start Records supplied
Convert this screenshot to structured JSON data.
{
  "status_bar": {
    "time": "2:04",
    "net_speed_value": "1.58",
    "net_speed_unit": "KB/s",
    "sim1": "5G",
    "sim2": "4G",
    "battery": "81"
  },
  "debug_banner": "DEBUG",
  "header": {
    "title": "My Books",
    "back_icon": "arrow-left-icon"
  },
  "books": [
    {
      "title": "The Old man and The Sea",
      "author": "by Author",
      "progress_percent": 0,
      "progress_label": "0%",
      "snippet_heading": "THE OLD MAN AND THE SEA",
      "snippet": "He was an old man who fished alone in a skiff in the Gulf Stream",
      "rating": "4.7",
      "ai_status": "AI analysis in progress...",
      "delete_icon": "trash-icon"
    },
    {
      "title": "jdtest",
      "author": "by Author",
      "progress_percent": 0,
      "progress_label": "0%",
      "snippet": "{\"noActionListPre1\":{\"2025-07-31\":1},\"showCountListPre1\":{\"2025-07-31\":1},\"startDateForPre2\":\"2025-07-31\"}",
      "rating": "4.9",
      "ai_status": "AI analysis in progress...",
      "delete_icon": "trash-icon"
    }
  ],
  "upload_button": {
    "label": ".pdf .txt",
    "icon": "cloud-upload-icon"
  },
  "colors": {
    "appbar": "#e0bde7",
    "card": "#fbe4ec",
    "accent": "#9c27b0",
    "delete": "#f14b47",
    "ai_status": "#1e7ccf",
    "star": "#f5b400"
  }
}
end Records supplied
start Records supplied
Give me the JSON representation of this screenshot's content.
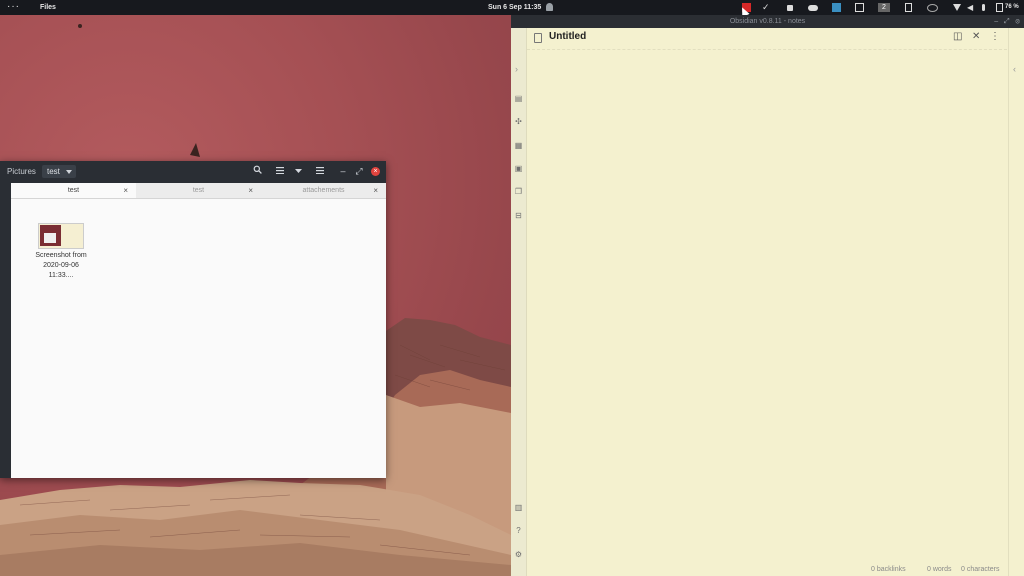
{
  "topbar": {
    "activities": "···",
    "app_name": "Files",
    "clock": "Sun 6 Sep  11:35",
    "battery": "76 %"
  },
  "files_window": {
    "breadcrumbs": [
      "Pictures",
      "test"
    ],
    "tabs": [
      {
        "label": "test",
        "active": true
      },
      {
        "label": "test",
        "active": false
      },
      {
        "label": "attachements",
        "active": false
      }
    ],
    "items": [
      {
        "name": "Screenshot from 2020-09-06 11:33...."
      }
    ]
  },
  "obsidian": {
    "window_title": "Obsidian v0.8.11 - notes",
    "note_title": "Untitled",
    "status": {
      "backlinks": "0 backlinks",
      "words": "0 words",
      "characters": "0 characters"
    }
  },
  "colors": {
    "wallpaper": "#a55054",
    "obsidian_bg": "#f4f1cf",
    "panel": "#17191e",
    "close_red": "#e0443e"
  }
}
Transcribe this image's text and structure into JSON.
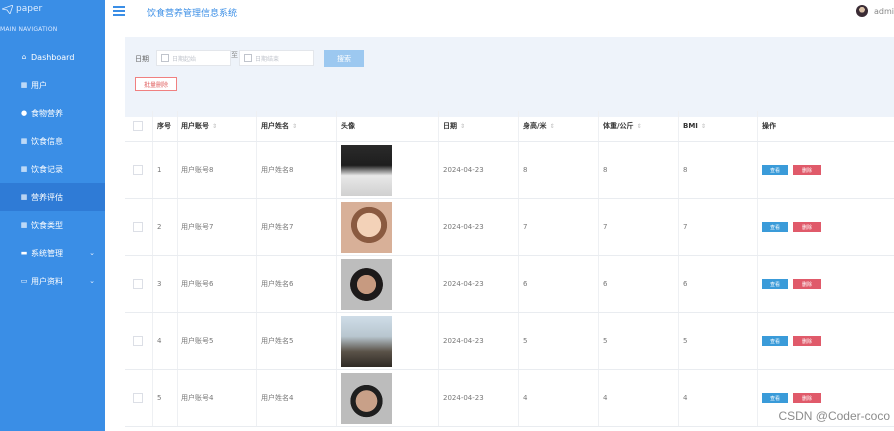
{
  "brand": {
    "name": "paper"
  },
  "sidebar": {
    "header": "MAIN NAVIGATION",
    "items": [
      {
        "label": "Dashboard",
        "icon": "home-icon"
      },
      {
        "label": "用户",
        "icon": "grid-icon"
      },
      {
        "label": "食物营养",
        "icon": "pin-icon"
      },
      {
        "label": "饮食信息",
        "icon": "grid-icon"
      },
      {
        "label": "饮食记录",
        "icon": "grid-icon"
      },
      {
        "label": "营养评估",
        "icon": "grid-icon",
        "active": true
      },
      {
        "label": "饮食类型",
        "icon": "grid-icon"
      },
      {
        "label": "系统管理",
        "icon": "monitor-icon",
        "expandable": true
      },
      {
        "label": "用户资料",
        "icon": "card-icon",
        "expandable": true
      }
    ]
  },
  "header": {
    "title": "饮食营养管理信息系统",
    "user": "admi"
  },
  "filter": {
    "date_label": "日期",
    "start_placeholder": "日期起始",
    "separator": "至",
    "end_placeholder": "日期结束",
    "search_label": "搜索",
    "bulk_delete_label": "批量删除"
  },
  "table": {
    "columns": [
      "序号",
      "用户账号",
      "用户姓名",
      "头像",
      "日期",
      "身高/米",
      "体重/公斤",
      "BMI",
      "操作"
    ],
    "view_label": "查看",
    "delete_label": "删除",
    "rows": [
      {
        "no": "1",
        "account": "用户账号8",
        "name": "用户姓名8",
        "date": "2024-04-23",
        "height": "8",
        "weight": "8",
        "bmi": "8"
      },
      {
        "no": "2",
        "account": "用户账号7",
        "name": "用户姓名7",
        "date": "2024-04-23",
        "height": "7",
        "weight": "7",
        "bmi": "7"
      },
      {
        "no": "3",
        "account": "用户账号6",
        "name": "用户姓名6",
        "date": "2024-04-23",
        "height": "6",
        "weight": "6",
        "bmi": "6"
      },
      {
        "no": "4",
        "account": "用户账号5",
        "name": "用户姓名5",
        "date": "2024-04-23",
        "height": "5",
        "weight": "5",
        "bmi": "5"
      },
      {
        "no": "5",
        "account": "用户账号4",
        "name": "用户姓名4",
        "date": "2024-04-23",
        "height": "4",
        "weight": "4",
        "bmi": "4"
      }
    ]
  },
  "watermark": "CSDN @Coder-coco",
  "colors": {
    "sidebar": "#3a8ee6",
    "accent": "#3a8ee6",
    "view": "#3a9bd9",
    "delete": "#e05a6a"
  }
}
end Records supplied
Check each line of these records for the string "height" and state only how many lines have it.

5